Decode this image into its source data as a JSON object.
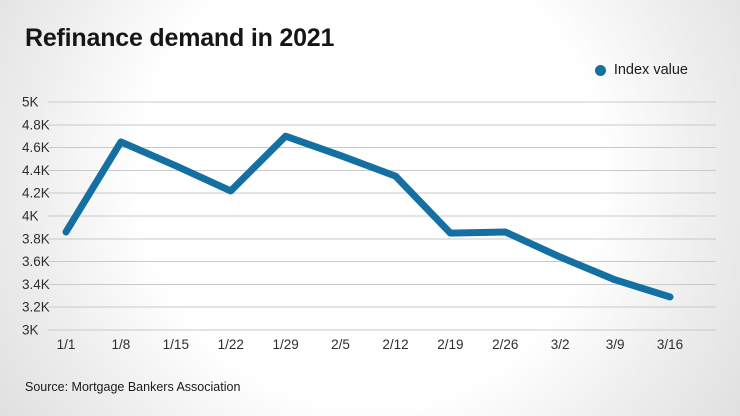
{
  "title": "Refinance demand in 2021",
  "legend": {
    "label": "Index value",
    "color": "#1470a3"
  },
  "source": "Source: Mortgage Bankers Association",
  "chart_data": {
    "type": "line",
    "title": "Refinance demand in 2021",
    "x": [
      "1/1",
      "1/8",
      "1/15",
      "1/22",
      "1/29",
      "2/5",
      "2/12",
      "2/19",
      "2/26",
      "3/2",
      "3/9",
      "3/16"
    ],
    "series": [
      {
        "name": "Index value",
        "values": [
          3860,
          4650,
          4440,
          4220,
          4700,
          4530,
          4350,
          3850,
          3860,
          3640,
          3440,
          3290
        ]
      }
    ],
    "ylim": [
      3000,
      5000
    ],
    "ytick_step": 200,
    "ytick_labels": [
      "3K",
      "3.2K",
      "3.4K",
      "3.6K",
      "3.8K",
      "4K",
      "4.2K",
      "4.4K",
      "4.6K",
      "4.8K",
      "5K"
    ],
    "grid": true,
    "legend_position": "top-right",
    "line_color": "#1470a3",
    "line_width": 7,
    "annotation": "Source: Mortgage Bankers Association"
  }
}
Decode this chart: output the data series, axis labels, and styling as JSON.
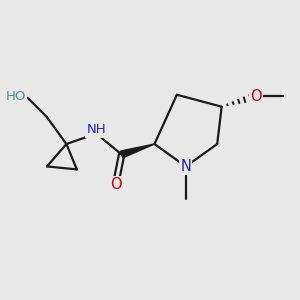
{
  "bg_color": "#e8e8e8",
  "bond_color": "#1a1a1a",
  "atom_colors": {
    "O": "#cc0000",
    "N": "#2222cc",
    "H": "#4a9090",
    "C": "#1a1a1a"
  },
  "figsize": [
    3.0,
    3.0
  ],
  "dpi": 100,
  "xlim": [
    0,
    10
  ],
  "ylim": [
    0,
    10
  ]
}
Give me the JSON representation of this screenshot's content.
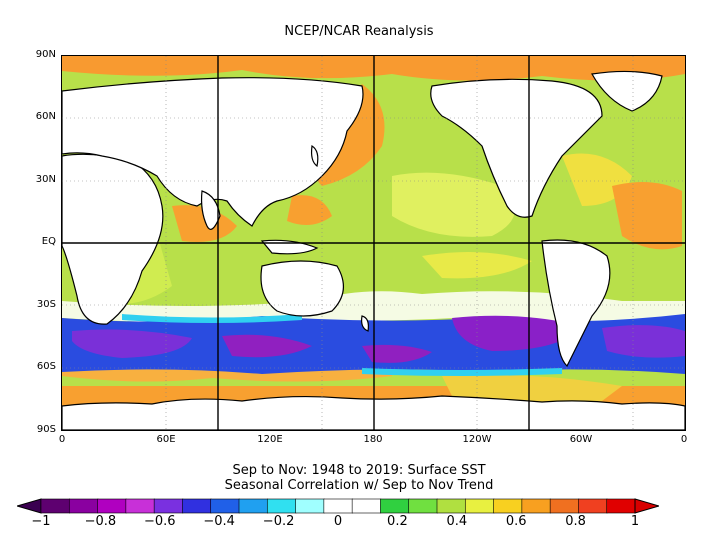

Instructions to follow: Check each line above for the string "Mortgage" and report how many lines have it, giving only the number.

Solution to the problem: 2